* [WRITTEN PROBLEM]:
Go through the listing below and gather every line with the word "الهاء".

═════ SUPPLIED MATERIAL

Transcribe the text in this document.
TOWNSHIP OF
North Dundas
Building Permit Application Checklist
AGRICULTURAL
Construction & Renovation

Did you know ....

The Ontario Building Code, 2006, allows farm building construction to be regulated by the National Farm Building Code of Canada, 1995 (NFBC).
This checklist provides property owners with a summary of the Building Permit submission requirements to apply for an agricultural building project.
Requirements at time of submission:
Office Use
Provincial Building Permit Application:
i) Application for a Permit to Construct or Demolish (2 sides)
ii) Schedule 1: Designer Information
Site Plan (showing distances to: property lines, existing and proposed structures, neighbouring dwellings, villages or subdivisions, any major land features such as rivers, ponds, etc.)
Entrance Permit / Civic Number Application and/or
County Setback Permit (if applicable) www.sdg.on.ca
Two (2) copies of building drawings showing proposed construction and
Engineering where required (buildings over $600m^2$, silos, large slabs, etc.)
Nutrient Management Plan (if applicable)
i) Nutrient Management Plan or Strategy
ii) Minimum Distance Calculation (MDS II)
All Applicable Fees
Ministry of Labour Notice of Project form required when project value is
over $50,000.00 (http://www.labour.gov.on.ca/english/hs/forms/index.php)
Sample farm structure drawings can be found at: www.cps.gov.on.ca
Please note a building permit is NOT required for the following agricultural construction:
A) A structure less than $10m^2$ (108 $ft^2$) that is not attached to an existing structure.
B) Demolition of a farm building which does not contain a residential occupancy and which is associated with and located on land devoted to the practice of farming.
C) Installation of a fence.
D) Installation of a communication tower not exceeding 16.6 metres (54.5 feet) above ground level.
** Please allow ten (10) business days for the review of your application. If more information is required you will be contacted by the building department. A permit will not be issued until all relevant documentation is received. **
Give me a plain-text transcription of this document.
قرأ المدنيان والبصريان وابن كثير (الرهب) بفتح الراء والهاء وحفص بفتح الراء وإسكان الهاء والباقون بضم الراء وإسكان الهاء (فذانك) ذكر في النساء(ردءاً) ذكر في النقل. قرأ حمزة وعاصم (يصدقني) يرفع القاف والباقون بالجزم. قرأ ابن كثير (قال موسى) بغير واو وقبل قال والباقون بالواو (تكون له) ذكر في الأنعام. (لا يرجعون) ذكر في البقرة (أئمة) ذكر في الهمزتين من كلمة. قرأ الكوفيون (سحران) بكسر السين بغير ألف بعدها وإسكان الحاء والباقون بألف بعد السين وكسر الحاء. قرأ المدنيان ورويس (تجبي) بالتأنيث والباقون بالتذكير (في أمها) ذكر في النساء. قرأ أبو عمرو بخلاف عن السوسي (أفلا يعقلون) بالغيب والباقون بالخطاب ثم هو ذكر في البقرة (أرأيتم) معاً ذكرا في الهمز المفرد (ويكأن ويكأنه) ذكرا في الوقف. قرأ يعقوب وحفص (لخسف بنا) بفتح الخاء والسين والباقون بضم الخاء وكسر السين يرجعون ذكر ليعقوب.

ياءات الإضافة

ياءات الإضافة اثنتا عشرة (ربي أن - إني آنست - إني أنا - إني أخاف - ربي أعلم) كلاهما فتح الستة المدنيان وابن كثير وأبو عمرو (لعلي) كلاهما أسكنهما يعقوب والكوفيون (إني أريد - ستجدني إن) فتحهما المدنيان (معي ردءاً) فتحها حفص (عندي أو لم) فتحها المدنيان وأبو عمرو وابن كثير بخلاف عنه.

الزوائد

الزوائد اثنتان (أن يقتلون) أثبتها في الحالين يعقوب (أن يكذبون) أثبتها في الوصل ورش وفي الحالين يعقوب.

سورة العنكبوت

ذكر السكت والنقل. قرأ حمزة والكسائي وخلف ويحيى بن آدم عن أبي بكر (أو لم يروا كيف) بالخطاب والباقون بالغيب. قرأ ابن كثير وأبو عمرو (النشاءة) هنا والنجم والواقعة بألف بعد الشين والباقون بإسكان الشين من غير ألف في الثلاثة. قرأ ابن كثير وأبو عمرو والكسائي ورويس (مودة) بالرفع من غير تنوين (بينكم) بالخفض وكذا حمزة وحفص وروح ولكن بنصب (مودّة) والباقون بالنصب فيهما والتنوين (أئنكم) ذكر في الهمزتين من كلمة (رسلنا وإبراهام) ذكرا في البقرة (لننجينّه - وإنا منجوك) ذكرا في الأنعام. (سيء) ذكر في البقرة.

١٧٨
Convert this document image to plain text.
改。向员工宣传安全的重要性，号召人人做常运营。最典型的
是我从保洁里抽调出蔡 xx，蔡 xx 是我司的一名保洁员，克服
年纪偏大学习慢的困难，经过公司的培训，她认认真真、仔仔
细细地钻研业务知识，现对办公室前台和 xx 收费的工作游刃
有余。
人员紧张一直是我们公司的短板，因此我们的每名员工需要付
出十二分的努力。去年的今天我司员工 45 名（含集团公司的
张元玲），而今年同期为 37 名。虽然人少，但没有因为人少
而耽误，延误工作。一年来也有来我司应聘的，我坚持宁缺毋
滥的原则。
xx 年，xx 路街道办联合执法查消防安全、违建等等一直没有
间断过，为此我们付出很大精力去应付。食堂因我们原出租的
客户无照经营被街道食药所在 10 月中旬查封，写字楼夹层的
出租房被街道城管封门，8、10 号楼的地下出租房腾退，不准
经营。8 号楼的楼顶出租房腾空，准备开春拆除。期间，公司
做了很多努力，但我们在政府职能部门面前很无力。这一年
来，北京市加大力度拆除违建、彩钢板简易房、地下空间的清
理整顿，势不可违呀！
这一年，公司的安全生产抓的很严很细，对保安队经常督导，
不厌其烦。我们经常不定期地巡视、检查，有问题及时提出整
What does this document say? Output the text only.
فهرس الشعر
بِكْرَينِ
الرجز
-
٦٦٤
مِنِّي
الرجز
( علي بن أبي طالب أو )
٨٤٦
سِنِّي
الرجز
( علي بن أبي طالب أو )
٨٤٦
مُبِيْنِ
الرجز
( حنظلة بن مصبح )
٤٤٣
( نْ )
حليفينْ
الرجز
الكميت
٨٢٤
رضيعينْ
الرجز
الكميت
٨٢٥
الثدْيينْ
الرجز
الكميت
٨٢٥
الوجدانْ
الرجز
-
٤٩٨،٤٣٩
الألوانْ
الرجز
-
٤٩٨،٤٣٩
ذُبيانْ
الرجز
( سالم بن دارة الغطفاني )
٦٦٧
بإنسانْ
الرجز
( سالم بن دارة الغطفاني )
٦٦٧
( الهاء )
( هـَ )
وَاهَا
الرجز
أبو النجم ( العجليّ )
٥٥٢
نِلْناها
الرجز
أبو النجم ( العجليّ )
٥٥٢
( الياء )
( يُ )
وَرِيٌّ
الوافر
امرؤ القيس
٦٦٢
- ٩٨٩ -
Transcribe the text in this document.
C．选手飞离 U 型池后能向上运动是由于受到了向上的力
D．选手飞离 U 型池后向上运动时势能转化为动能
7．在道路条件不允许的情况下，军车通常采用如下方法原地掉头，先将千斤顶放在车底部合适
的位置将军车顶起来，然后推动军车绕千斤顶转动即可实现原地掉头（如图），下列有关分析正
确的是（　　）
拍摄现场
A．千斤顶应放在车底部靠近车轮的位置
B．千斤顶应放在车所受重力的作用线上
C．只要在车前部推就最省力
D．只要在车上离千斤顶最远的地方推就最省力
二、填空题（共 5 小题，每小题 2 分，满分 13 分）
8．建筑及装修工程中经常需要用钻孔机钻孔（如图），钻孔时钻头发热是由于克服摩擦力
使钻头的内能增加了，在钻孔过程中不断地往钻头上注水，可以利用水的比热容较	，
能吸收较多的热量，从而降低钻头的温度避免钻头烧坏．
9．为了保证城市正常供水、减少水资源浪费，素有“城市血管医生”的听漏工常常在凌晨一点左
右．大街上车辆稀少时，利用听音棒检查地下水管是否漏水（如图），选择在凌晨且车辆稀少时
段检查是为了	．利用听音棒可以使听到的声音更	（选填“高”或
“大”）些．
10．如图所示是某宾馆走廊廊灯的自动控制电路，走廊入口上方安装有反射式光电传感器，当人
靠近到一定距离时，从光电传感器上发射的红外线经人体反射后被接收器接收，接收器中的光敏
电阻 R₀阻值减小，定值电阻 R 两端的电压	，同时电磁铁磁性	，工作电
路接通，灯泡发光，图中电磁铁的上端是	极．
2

══════════

* [FINAL RESULT]:
قرأ المدنيان والبصريان وابن كثير (الرهب) بفتح الراء والهاء وحفص بفتح الراء وإسكان الهاء والباقون بضم الراء وإسكان الهاء (فذانك) ذكر في النساء(ردءاً) ذكر في النقل. قرأ حمزة وعاصم (يصدقني) يرفع القاف والباقون بالجزم. قرأ ابن كثير (قال موسى) بغير واو وقبل قال والباقون بالواو (تكون له) ذكر في الأنعام. (لا يرجعون) ذكر في البقرة (أئمة) ذكر في الهمزتين من كلمة. قرأ الكوفيون (سحران) بكسر السين بغير ألف بعدها وإسكان الحاء والباقون بألف بعد السين وكسر الحاء. قرأ المدنيان ورويس (تجبي) بالتأنيث والباقون بالتذكير (في أمها) ذكر في النساء. قرأ أبو عمرو بخلاف عن السوسي (أفلا يعقلون) بالغيب والباقون بالخطاب ثم هو ذكر في البقرة (أرأيتم) معاً ذكرا في الهمز المفرد (ويكأن ويكأنه) ذكرا في الوقف. قرأ يعقوب وحفص (لخسف بنا) بفتح الخاء والسين والباقون بضم الخاء وكسر السين يرجعون ذكر ليعقوب.
( الهاء )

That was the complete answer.